Dataset records
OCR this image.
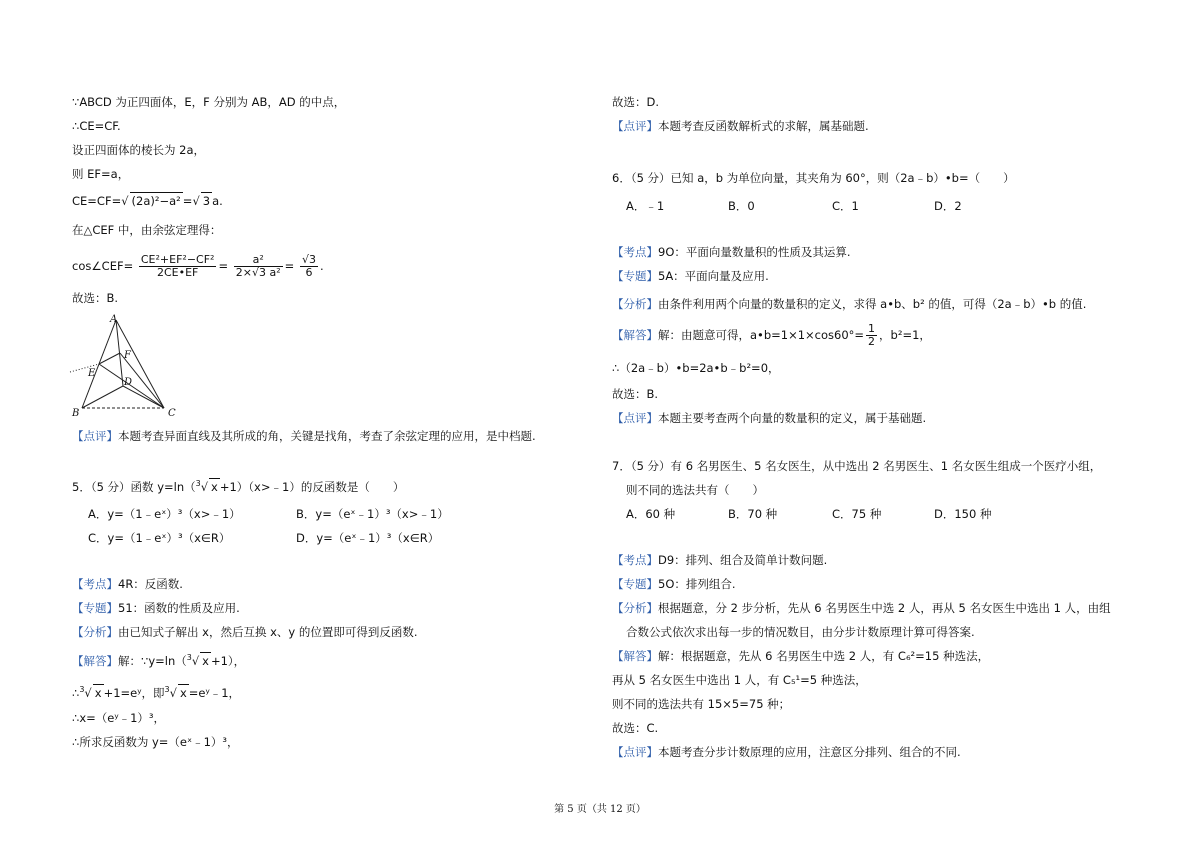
∵ABCD 为正四面体，E，F 分别为 AB，AD 的中点，
∴CE=CF.
设正四面体的棱长为 2a，
则 EF=a，
CE=CF=√ (2a)²−a² =√ 3 a.
在△CEF 中，由余弦定理得：
cos∠CEF= $\frac{\text{CE²+EF²−CF²}}{2CE•EF} = \frac{\text{a²}}{\text{2×√3 a²}} = \frac{√3}{6}$ .
故选：B.
A
B	C
D
E
F
【点评】本题考查异面直线及其所成的角，关键是找角，考查了余弦定理的应用，是中档题.
5．（5 分）函数 y=ln（$^3$√ x +1）（x>﹣1）的反函数是（　　）
A．y=（1﹣eˣ）³（x>﹣1）	B．y=（eˣ﹣1）³（x>﹣1）
C．y=（1﹣eˣ）³（x∈R）	D．y=（eˣ﹣1）³（x∈R）
【考点】4R：反函数.
【专题】51：函数的性质及应用.
【分析】由已知式子解出 x，然后互换 x、y 的位置即可得到反函数.
【解答】解：∵y=ln（$^3$√ x +1），
∴$^3$√ x +1=eʸ，即$^3$√ x =eʸ﹣1，
∴x=（eʸ﹣1）³，
∴所求反函数为 y=（eˣ﹣1）³，
故选：D.
【点评】本题考查反函数解析式的求解，属基础题.
6．（5 分）已知 a，b 为单位向量，其夹角为 60°，则（2a﹣b）•b=（　　）
A．﹣1	B．0	C．1	D．2
【考点】9O：平面向量数量积的性质及其运算.
【专题】5A：平面向量及应用.
【分析】由条件利用两个向量的数量积的定义，求得 a•b、b² 的值，可得（2a﹣b）•b 的值.
【解答】解：由题意可得，a•b=1×1×cos60°= $\frac{1}{2}$ ，b²=1，
∴（2a﹣b）•b=2a•b﹣b²=0，
故选：B.
【点评】本题主要考查两个向量的数量积的定义，属于基础题.
7．（5 分）有 6 名男医生、5 名女医生，从中选出 2 名男医生、1 名女医生组成一个医疗小组，
则不同的选法共有（　　）
A．60 种	B．70 种	C．75 种	D．150 种
【考点】D9：排列、组合及简单计数问题.
【专题】5O：排列组合.
【分析】根据题意，分 2 步分析，先从 6 名男医生中选 2 人，再从 5 名女医生中选出 1 人，由组
合数公式依次求出每一步的情况数目，由分步计数原理计算可得答案.
【解答】解：根据题意，先从 6 名男医生中选 2 人，有 C₆²=15 种选法，
再从 5 名女医生中选出 1 人，有 C₅¹=5 种选法，
则不同的选法共有 15×5=75 种；
故选：C.
【点评】本题考查分步计数原理的应用，注意区分排列、组合的不同.
第 5 页（共 12 页）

What to work on
Output the data exactly. Pictures don't belong in the result.

Answer for this exercise
OCR this image.
∵ABCD 为正四面体，E，F 分别为 AB，AD 的中点，
∴CE=CF.
设正四面体的棱长为 2a，
则 EF=a，
CE=CF=√ (2a)²−a² =√ 3 a.
在△CEF 中，由余弦定理得：
cos∠CEF= $\frac{\text{CE²+EF²−CF²}}{2CE•EF} = \frac{\text{a²}}{\text{2×√3 a²}} = \frac{√3}{6}$ .
故选：B.
A
B	C
D
E
F
【点评】本题考查异面直线及其所成的角，关键是找角，考查了余弦定理的应用，是中档题.
5．（5 分）函数 y=ln（$^3$√ x +1）（x>﹣1）的反函数是（　　）
A．y=（1﹣eˣ）³（x>﹣1）	B．y=（eˣ﹣1）³（x>﹣1）
C．y=（1﹣eˣ）³（x∈R）	D．y=（eˣ﹣1）³（x∈R）
【考点】4R：反函数.
【专题】51：函数的性质及应用.
【分析】由已知式子解出 x，然后互换 x、y 的位置即可得到反函数.
【解答】解：∵y=ln（$^3$√ x +1），
∴$^3$√ x +1=eʸ，即$^3$√ x =eʸ﹣1，
∴x=（eʸ﹣1）³，
∴所求反函数为 y=（eˣ﹣1）³，
故选：D.
【点评】本题考查反函数解析式的求解，属基础题.
6．（5 分）已知 a，b 为单位向量，其夹角为 60°，则（2a﹣b）•b=（　　）
A．﹣1	B．0	C．1	D．2
【考点】9O：平面向量数量积的性质及其运算.
【专题】5A：平面向量及应用.
【分析】由条件利用两个向量的数量积的定义，求得 a•b、b² 的值，可得（2a﹣b）•b 的值.
【解答】解：由题意可得，a•b=1×1×cos60°= $\frac{1}{2}$ ，b²=1，
∴（2a﹣b）•b=2a•b﹣b²=0，
故选：B.
【点评】本题主要考查两个向量的数量积的定义，属于基础题.
7．（5 分）有 6 名男医生、5 名女医生，从中选出 2 名男医生、1 名女医生组成一个医疗小组，
则不同的选法共有（　　）
A．60 种	B．70 种	C．75 种	D．150 种
【考点】D9：排列、组合及简单计数问题.
【专题】5O：排列组合.
【分析】根据题意，分 2 步分析，先从 6 名男医生中选 2 人，再从 5 名女医生中选出 1 人，由组
合数公式依次求出每一步的情况数目，由分步计数原理计算可得答案.
【解答】解：根据题意，先从 6 名男医生中选 2 人，有 C₆²=15 种选法，
再从 5 名女医生中选出 1 人，有 C₅¹=5 种选法，
则不同的选法共有 15×5=75 种；
故选：C.
【点评】本题考查分步计数原理的应用，注意区分排列、组合的不同.
第 5 页（共 12 页）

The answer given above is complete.